▸ **Task statement**
Count how many lines in the material below hold the word "months"; the reply is that number alone.

▸ **Source data**
:::

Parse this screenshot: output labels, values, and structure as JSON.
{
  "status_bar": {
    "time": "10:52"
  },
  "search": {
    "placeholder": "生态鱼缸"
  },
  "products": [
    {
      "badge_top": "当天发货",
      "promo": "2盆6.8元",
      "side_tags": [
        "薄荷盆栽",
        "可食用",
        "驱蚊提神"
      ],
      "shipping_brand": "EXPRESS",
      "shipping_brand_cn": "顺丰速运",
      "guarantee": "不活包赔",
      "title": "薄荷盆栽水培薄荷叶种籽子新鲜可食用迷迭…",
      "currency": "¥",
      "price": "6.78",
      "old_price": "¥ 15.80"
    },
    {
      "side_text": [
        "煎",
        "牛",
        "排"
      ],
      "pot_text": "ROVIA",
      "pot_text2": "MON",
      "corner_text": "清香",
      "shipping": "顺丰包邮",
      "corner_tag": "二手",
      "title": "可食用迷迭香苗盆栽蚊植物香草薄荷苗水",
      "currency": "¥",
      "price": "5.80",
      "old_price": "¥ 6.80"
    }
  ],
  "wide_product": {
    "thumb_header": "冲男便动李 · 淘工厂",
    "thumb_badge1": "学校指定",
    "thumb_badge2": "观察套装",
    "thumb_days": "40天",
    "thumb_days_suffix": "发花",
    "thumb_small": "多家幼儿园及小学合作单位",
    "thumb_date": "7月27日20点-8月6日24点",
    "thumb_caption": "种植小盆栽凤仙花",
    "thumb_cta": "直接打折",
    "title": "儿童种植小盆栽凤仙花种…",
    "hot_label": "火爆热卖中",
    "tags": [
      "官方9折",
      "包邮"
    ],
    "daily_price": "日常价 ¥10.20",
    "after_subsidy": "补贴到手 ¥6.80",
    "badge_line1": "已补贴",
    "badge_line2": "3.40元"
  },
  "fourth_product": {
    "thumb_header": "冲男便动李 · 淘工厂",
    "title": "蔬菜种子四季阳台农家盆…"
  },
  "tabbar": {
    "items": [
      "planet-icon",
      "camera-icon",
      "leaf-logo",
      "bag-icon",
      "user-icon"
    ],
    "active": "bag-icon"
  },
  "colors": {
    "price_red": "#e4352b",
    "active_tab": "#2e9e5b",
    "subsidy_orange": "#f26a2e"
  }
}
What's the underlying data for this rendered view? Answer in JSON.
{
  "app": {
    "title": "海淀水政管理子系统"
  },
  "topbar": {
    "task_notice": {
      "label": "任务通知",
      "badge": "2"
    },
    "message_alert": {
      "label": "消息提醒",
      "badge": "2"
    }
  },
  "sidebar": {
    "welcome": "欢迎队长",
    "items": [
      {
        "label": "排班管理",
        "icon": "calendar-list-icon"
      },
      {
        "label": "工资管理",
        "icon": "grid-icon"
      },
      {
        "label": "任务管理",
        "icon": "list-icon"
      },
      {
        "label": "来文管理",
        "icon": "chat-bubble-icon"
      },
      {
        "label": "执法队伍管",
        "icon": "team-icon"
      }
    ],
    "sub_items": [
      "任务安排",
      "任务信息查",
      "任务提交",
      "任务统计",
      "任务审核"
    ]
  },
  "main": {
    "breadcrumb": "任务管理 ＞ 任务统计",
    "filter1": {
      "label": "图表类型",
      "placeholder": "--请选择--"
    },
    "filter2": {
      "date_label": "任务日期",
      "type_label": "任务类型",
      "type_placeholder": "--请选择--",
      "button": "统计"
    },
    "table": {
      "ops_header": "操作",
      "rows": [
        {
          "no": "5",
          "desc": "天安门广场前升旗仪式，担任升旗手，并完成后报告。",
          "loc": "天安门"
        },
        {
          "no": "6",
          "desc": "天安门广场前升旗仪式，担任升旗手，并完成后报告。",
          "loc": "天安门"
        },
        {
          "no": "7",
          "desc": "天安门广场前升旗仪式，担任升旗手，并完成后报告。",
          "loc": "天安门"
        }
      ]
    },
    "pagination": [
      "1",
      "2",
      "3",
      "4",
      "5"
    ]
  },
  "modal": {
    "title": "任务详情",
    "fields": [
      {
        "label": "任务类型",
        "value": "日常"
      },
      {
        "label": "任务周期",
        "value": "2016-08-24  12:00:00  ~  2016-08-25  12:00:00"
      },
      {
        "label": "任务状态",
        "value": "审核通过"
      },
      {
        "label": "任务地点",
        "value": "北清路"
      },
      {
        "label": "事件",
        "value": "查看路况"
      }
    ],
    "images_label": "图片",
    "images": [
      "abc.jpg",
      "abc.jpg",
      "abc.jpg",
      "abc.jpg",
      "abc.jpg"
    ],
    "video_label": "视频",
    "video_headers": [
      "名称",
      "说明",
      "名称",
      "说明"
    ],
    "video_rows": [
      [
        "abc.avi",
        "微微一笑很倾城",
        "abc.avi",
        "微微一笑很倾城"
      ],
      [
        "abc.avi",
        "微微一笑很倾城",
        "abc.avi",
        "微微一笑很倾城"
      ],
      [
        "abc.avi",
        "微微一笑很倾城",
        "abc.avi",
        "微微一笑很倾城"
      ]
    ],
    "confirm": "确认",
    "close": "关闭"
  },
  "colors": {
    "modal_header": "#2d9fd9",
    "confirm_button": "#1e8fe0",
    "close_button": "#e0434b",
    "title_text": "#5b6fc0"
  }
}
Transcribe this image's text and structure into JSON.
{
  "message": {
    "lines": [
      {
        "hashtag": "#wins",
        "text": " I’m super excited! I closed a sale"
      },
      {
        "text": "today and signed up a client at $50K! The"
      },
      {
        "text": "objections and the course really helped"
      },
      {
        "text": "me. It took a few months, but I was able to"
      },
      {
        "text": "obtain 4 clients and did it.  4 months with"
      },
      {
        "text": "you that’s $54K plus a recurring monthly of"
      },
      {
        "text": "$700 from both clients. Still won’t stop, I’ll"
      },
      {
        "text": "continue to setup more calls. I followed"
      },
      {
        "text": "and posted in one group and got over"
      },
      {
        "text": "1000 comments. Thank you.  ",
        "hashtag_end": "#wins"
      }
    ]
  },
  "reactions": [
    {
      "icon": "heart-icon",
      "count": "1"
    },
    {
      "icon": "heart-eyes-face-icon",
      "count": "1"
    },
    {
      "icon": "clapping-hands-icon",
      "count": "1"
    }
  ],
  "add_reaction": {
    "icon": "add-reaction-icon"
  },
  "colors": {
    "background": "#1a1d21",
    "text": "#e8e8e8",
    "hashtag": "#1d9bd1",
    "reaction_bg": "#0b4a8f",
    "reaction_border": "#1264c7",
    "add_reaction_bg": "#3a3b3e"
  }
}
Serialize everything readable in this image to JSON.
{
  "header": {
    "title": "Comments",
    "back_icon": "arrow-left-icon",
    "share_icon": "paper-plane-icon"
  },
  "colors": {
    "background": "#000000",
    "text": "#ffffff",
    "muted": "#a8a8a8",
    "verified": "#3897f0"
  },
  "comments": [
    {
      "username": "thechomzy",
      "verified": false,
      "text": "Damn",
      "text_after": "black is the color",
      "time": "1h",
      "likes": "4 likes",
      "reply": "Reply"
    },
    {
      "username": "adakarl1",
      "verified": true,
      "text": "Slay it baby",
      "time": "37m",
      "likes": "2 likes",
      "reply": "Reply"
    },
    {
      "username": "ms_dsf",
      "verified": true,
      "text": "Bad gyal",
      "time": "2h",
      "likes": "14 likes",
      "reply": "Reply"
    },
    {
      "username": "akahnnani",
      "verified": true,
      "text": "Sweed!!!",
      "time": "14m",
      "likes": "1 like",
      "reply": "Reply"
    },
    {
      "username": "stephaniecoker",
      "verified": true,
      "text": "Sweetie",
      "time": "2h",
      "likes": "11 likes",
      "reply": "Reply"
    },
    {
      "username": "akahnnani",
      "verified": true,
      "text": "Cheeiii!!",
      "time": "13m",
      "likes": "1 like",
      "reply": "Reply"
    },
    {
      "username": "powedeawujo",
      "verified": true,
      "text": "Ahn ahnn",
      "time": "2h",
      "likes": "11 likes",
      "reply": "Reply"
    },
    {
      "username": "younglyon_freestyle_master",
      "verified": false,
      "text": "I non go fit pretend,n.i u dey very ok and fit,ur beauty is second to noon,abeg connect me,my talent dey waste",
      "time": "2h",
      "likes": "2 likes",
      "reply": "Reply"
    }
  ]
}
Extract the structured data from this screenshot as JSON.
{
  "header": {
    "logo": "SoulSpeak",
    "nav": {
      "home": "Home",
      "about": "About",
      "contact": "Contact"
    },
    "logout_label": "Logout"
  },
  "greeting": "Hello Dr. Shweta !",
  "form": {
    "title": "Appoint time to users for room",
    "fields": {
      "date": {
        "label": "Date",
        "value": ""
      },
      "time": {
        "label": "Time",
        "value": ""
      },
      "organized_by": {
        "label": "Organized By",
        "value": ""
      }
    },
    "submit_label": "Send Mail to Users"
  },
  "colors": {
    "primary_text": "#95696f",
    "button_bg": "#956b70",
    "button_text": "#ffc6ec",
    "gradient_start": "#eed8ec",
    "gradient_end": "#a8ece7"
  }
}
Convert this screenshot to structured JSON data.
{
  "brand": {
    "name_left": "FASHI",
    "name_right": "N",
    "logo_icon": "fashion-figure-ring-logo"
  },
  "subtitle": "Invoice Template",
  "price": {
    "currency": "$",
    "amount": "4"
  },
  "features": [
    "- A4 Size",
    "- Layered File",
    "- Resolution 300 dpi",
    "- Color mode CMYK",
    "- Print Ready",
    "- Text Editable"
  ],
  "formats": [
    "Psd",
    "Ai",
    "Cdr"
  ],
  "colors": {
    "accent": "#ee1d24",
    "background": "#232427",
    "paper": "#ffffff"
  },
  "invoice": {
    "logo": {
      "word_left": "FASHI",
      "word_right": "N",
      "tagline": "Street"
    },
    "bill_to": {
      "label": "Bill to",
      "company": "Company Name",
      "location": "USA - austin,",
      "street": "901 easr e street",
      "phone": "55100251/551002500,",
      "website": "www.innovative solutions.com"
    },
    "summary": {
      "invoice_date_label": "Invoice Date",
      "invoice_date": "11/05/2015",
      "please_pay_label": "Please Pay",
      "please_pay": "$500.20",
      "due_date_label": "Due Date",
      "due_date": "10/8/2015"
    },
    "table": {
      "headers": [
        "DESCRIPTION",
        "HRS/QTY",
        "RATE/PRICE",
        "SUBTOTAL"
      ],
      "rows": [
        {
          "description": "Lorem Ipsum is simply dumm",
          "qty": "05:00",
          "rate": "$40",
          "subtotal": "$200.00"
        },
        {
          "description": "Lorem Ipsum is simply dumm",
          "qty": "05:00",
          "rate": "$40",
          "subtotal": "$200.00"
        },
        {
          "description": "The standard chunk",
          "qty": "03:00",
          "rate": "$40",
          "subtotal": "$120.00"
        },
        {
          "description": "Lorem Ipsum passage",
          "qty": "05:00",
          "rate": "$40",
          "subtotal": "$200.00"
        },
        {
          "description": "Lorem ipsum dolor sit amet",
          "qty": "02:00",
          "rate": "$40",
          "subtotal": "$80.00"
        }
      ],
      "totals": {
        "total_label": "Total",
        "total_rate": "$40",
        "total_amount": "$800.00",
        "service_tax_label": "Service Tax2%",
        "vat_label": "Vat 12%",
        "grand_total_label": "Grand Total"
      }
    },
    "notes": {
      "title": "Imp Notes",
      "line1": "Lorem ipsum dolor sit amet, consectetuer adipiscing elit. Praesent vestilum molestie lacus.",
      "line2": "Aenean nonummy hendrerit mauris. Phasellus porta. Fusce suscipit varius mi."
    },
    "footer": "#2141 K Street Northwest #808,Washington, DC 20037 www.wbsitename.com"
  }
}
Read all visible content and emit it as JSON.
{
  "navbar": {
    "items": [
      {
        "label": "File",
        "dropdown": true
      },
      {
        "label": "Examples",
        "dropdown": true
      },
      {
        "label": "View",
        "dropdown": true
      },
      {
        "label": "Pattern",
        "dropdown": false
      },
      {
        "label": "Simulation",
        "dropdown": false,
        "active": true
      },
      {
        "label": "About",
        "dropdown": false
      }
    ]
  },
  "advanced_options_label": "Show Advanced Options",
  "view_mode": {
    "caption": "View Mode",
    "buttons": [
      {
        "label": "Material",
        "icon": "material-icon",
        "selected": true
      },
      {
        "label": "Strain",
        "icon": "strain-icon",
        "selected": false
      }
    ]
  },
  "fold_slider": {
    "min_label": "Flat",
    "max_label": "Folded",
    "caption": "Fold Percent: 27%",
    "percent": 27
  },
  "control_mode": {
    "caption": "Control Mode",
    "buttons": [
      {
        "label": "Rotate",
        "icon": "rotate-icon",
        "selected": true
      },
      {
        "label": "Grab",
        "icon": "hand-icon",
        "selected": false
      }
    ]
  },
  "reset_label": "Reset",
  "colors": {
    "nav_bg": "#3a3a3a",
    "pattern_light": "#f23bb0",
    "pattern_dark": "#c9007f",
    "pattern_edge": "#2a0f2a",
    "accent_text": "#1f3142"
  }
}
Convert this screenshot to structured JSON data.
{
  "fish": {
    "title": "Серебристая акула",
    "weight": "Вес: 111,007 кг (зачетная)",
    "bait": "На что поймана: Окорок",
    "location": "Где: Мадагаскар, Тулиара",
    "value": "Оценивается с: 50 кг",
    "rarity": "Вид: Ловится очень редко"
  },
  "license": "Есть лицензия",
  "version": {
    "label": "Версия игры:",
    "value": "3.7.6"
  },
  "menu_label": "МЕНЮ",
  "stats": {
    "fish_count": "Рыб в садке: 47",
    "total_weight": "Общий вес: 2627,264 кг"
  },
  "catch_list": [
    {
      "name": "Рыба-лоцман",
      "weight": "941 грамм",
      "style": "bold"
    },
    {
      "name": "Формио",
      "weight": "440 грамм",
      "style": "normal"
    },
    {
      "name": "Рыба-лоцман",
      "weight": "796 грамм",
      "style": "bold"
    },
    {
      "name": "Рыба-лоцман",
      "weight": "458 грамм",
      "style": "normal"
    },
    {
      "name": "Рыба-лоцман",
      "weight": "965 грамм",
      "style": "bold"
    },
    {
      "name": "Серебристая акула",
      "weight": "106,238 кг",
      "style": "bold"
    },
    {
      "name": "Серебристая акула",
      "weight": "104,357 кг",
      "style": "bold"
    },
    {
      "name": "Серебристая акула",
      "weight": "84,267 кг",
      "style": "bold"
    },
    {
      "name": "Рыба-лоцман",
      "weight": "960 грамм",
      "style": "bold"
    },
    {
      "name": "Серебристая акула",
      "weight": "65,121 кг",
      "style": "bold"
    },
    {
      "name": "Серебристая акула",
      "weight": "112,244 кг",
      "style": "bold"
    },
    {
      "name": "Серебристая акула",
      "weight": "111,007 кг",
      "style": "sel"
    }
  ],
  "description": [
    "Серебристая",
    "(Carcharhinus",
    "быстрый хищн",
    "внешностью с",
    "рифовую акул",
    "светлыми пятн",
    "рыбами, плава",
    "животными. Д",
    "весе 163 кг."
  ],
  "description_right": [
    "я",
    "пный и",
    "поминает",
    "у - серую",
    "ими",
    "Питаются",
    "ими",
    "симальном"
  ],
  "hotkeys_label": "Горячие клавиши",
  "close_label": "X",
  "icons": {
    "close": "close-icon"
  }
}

:::

▸ **Answer to the problem**
2